● Given exercise
Filter the records for lines holding the string "accent".

● Task material
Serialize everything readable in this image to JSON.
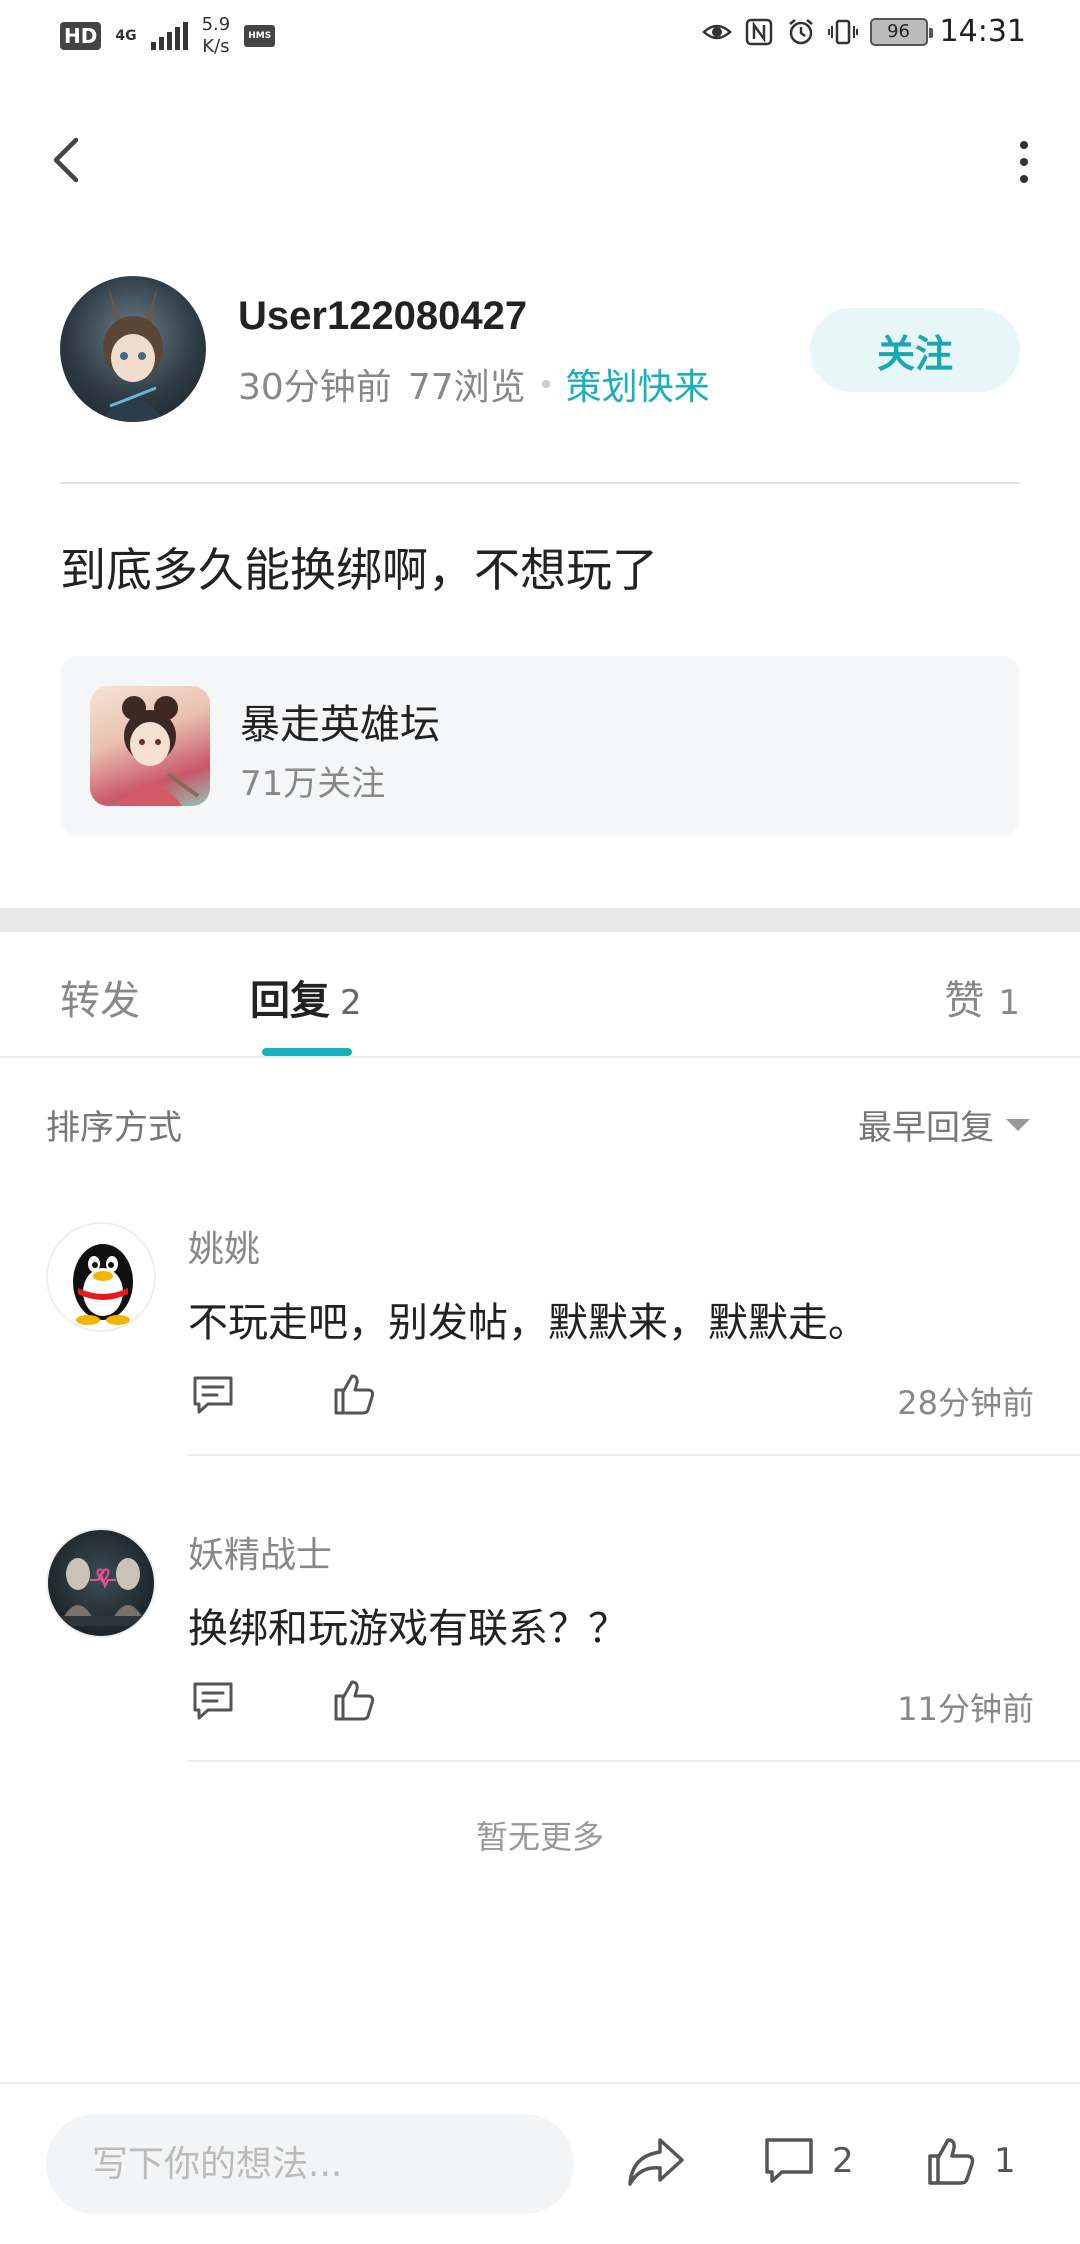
{
  "status_bar": {
    "network": "4G",
    "speed_value": "5.9",
    "speed_unit": "K/s",
    "hd": "HD",
    "hms": "HMS",
    "battery": "96",
    "time": "14:31",
    "icons": [
      "eye-icon",
      "nfc-icon",
      "alarm-icon",
      "vibrate-icon"
    ]
  },
  "author": {
    "name": "User122080427",
    "time_ago": "30分钟前",
    "views": "77浏览",
    "circle": "策划快来",
    "follow_label": "关注"
  },
  "post": {
    "text": "到底多久能换绑啊，不想玩了"
  },
  "forum": {
    "name": "暴走英雄坛",
    "followers": "71万关注"
  },
  "tabs": {
    "forward": "转发",
    "reply": "回复",
    "reply_count": "2",
    "like": "赞",
    "like_count": "1"
  },
  "sort": {
    "label": "排序方式",
    "value": "最早回复"
  },
  "comments": [
    {
      "name": "姚姚",
      "text": "不玩走吧，别发帖，默默来，默默走。",
      "time": "28分钟前"
    },
    {
      "name": "妖精战士",
      "text": "换绑和玩游戏有联系？？",
      "time": "11分钟前"
    }
  ],
  "no_more": "暂无更多",
  "bottom_bar": {
    "input_placeholder": "写下你的想法...",
    "comment_count": "2",
    "like_count": "1"
  },
  "colors": {
    "accent": "#19b0bd",
    "follow_bg": "#e7f6f7",
    "card_bg": "#f5f6f7"
  }
}
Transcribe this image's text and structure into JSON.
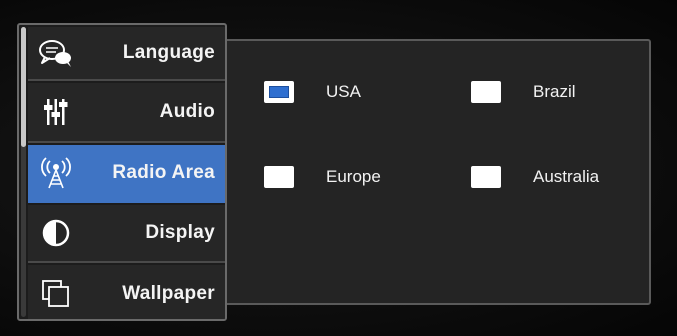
{
  "menu": {
    "items": [
      {
        "label": "Language",
        "icon": "speech-bubbles-icon",
        "active": false
      },
      {
        "label": "Audio",
        "icon": "equalizer-sliders-icon",
        "active": false
      },
      {
        "label": "Radio Area",
        "icon": "radio-antenna-icon",
        "active": true
      },
      {
        "label": "Display",
        "icon": "contrast-circle-icon",
        "active": false
      },
      {
        "label": "Wallpaper",
        "icon": "stacked-squares-icon",
        "active": false
      }
    ]
  },
  "radio_area": {
    "options": [
      {
        "label": "USA",
        "checked": true
      },
      {
        "label": "Brazil",
        "checked": false
      },
      {
        "label": "Europe",
        "checked": false
      },
      {
        "label": "Australia",
        "checked": false
      }
    ]
  },
  "colors": {
    "accent": "#3f74c4",
    "panel_bg": "#242424",
    "checkbox_fill": "#ffffff",
    "check_mark": "#2f6fd0"
  }
}
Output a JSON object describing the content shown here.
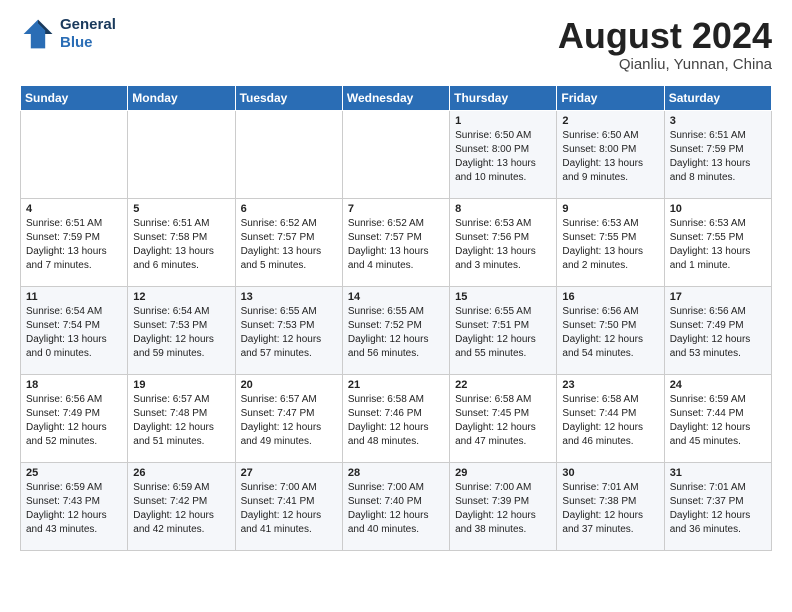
{
  "header": {
    "logo_line1": "General",
    "logo_line2": "Blue",
    "month_title": "August 2024",
    "location": "Qianliu, Yunnan, China"
  },
  "weekdays": [
    "Sunday",
    "Monday",
    "Tuesday",
    "Wednesday",
    "Thursday",
    "Friday",
    "Saturday"
  ],
  "weeks": [
    [
      {
        "day": "",
        "info": ""
      },
      {
        "day": "",
        "info": ""
      },
      {
        "day": "",
        "info": ""
      },
      {
        "day": "",
        "info": ""
      },
      {
        "day": "1",
        "info": "Sunrise: 6:50 AM\nSunset: 8:00 PM\nDaylight: 13 hours\nand 10 minutes."
      },
      {
        "day": "2",
        "info": "Sunrise: 6:50 AM\nSunset: 8:00 PM\nDaylight: 13 hours\nand 9 minutes."
      },
      {
        "day": "3",
        "info": "Sunrise: 6:51 AM\nSunset: 7:59 PM\nDaylight: 13 hours\nand 8 minutes."
      }
    ],
    [
      {
        "day": "4",
        "info": "Sunrise: 6:51 AM\nSunset: 7:59 PM\nDaylight: 13 hours\nand 7 minutes."
      },
      {
        "day": "5",
        "info": "Sunrise: 6:51 AM\nSunset: 7:58 PM\nDaylight: 13 hours\nand 6 minutes."
      },
      {
        "day": "6",
        "info": "Sunrise: 6:52 AM\nSunset: 7:57 PM\nDaylight: 13 hours\nand 5 minutes."
      },
      {
        "day": "7",
        "info": "Sunrise: 6:52 AM\nSunset: 7:57 PM\nDaylight: 13 hours\nand 4 minutes."
      },
      {
        "day": "8",
        "info": "Sunrise: 6:53 AM\nSunset: 7:56 PM\nDaylight: 13 hours\nand 3 minutes."
      },
      {
        "day": "9",
        "info": "Sunrise: 6:53 AM\nSunset: 7:55 PM\nDaylight: 13 hours\nand 2 minutes."
      },
      {
        "day": "10",
        "info": "Sunrise: 6:53 AM\nSunset: 7:55 PM\nDaylight: 13 hours\nand 1 minute."
      }
    ],
    [
      {
        "day": "11",
        "info": "Sunrise: 6:54 AM\nSunset: 7:54 PM\nDaylight: 13 hours\nand 0 minutes."
      },
      {
        "day": "12",
        "info": "Sunrise: 6:54 AM\nSunset: 7:53 PM\nDaylight: 12 hours\nand 59 minutes."
      },
      {
        "day": "13",
        "info": "Sunrise: 6:55 AM\nSunset: 7:53 PM\nDaylight: 12 hours\nand 57 minutes."
      },
      {
        "day": "14",
        "info": "Sunrise: 6:55 AM\nSunset: 7:52 PM\nDaylight: 12 hours\nand 56 minutes."
      },
      {
        "day": "15",
        "info": "Sunrise: 6:55 AM\nSunset: 7:51 PM\nDaylight: 12 hours\nand 55 minutes."
      },
      {
        "day": "16",
        "info": "Sunrise: 6:56 AM\nSunset: 7:50 PM\nDaylight: 12 hours\nand 54 minutes."
      },
      {
        "day": "17",
        "info": "Sunrise: 6:56 AM\nSunset: 7:49 PM\nDaylight: 12 hours\nand 53 minutes."
      }
    ],
    [
      {
        "day": "18",
        "info": "Sunrise: 6:56 AM\nSunset: 7:49 PM\nDaylight: 12 hours\nand 52 minutes."
      },
      {
        "day": "19",
        "info": "Sunrise: 6:57 AM\nSunset: 7:48 PM\nDaylight: 12 hours\nand 51 minutes."
      },
      {
        "day": "20",
        "info": "Sunrise: 6:57 AM\nSunset: 7:47 PM\nDaylight: 12 hours\nand 49 minutes."
      },
      {
        "day": "21",
        "info": "Sunrise: 6:58 AM\nSunset: 7:46 PM\nDaylight: 12 hours\nand 48 minutes."
      },
      {
        "day": "22",
        "info": "Sunrise: 6:58 AM\nSunset: 7:45 PM\nDaylight: 12 hours\nand 47 minutes."
      },
      {
        "day": "23",
        "info": "Sunrise: 6:58 AM\nSunset: 7:44 PM\nDaylight: 12 hours\nand 46 minutes."
      },
      {
        "day": "24",
        "info": "Sunrise: 6:59 AM\nSunset: 7:44 PM\nDaylight: 12 hours\nand 45 minutes."
      }
    ],
    [
      {
        "day": "25",
        "info": "Sunrise: 6:59 AM\nSunset: 7:43 PM\nDaylight: 12 hours\nand 43 minutes."
      },
      {
        "day": "26",
        "info": "Sunrise: 6:59 AM\nSunset: 7:42 PM\nDaylight: 12 hours\nand 42 minutes."
      },
      {
        "day": "27",
        "info": "Sunrise: 7:00 AM\nSunset: 7:41 PM\nDaylight: 12 hours\nand 41 minutes."
      },
      {
        "day": "28",
        "info": "Sunrise: 7:00 AM\nSunset: 7:40 PM\nDaylight: 12 hours\nand 40 minutes."
      },
      {
        "day": "29",
        "info": "Sunrise: 7:00 AM\nSunset: 7:39 PM\nDaylight: 12 hours\nand 38 minutes."
      },
      {
        "day": "30",
        "info": "Sunrise: 7:01 AM\nSunset: 7:38 PM\nDaylight: 12 hours\nand 37 minutes."
      },
      {
        "day": "31",
        "info": "Sunrise: 7:01 AM\nSunset: 7:37 PM\nDaylight: 12 hours\nand 36 minutes."
      }
    ]
  ]
}
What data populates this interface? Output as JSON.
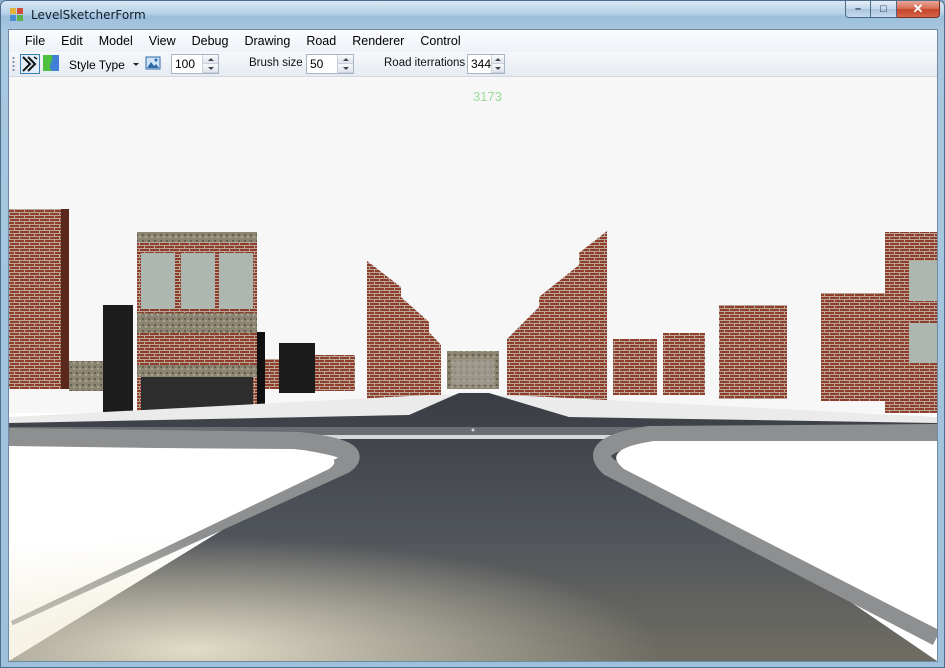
{
  "window": {
    "title": "LevelSketcherForm",
    "minimize_glyph": "–",
    "maximize_glyph": "□",
    "close_glyph": "✕"
  },
  "menu": {
    "items": [
      "File",
      "Edit",
      "Model",
      "View",
      "Debug",
      "Drawing",
      "Road",
      "Renderer",
      "Control"
    ]
  },
  "toolbar": {
    "style_type_label": "Style Type",
    "style_value": "100",
    "brush_size_label": "Brush size",
    "brush_size_value": "50",
    "road_iterations_label": "Road iterrations",
    "road_iterations_value": "344",
    "icons": [
      "road-draw-icon",
      "terrain-paint-icon",
      "image-icon"
    ]
  },
  "viewport": {
    "fps_counter": "3173"
  },
  "colors": {
    "sky": "#f7f7f7",
    "ground": "#ffffff",
    "road": "#4a4e55",
    "brick": "#8c3d2c",
    "curb": "#7d7f80",
    "fps": "#9bdc9b"
  }
}
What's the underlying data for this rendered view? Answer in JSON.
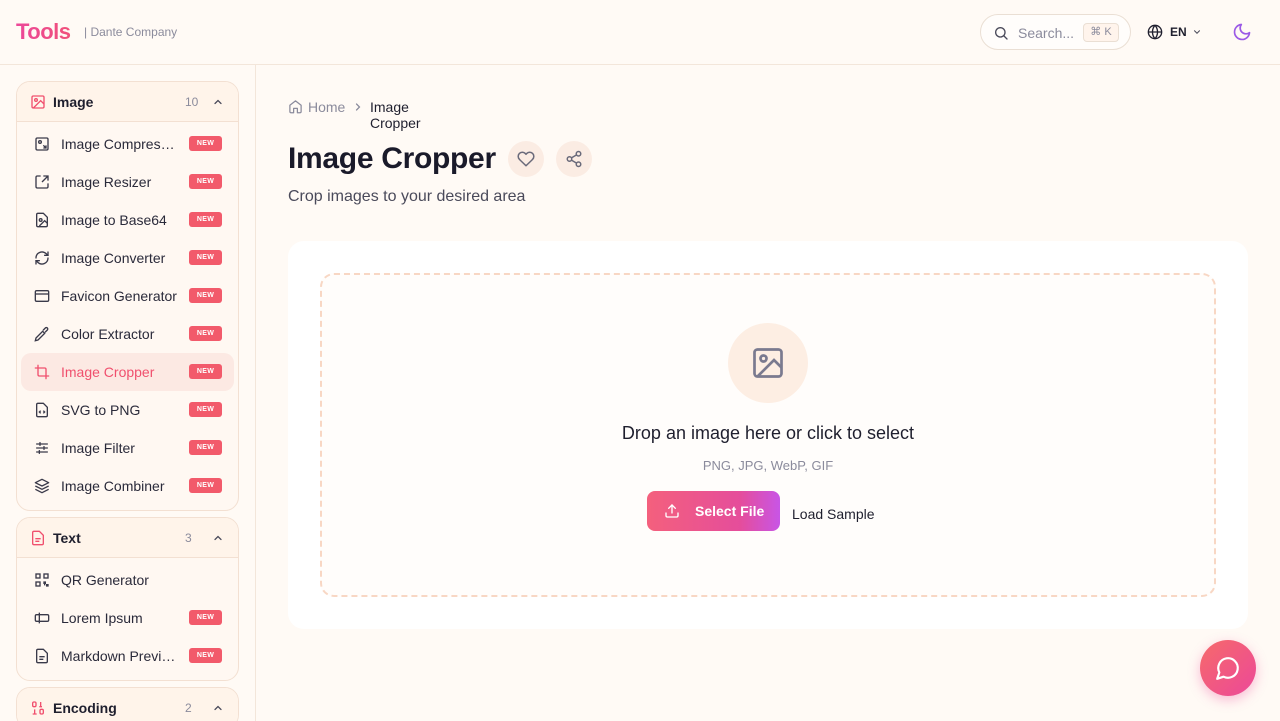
{
  "header": {
    "logo": "Tools",
    "company": "| Dante Company",
    "search": {
      "placeholder": "Search...",
      "shortcut": "⌘ K"
    },
    "language": "EN"
  },
  "sidebar": {
    "groups": [
      {
        "title": "Image",
        "count": "10",
        "items": [
          {
            "label": "Image Compressor",
            "badge": "NEW",
            "icon": "image-compress-icon"
          },
          {
            "label": "Image Resizer",
            "badge": "NEW",
            "icon": "resize-icon"
          },
          {
            "label": "Image to Base64",
            "badge": "NEW",
            "icon": "file-image-icon"
          },
          {
            "label": "Image Converter",
            "badge": "NEW",
            "icon": "refresh-icon"
          },
          {
            "label": "Favicon Generator",
            "badge": "NEW",
            "icon": "browser-window-icon"
          },
          {
            "label": "Color Extractor",
            "badge": "NEW",
            "icon": "eyedropper-icon"
          },
          {
            "label": "Image Cropper",
            "badge": "NEW",
            "icon": "crop-icon",
            "active": true
          },
          {
            "label": "SVG to PNG",
            "badge": "NEW",
            "icon": "file-code-icon"
          },
          {
            "label": "Image Filter",
            "badge": "NEW",
            "icon": "sliders-icon"
          },
          {
            "label": "Image Combiner",
            "badge": "NEW",
            "icon": "layers-icon"
          }
        ]
      },
      {
        "title": "Text",
        "count": "3",
        "items": [
          {
            "label": "QR Generator",
            "badge": "",
            "icon": "qr-code-icon"
          },
          {
            "label": "Lorem Ipsum",
            "badge": "NEW",
            "icon": "text-cursor-icon"
          },
          {
            "label": "Markdown Preview",
            "badge": "NEW",
            "icon": "file-text-icon"
          }
        ]
      },
      {
        "title": "Encoding",
        "count": "2",
        "items": []
      }
    ]
  },
  "breadcrumb": {
    "home": "Home",
    "current": "Image Cropper"
  },
  "page": {
    "title": "Image Cropper",
    "subtitle": "Crop images to your desired area"
  },
  "dropzone": {
    "title": "Drop an image here or click to select",
    "formats": "PNG, JPG, WebP, GIF",
    "select_button": "Select File",
    "load_sample": "Load Sample"
  },
  "colors": {
    "accent": "#f0506e",
    "badge": "#f25a6b",
    "background": "#fffaf5"
  }
}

● The completed task
    "accent": "#19b0bd",
    "accent": "#3f74c4",
    "accent": "#f0506e",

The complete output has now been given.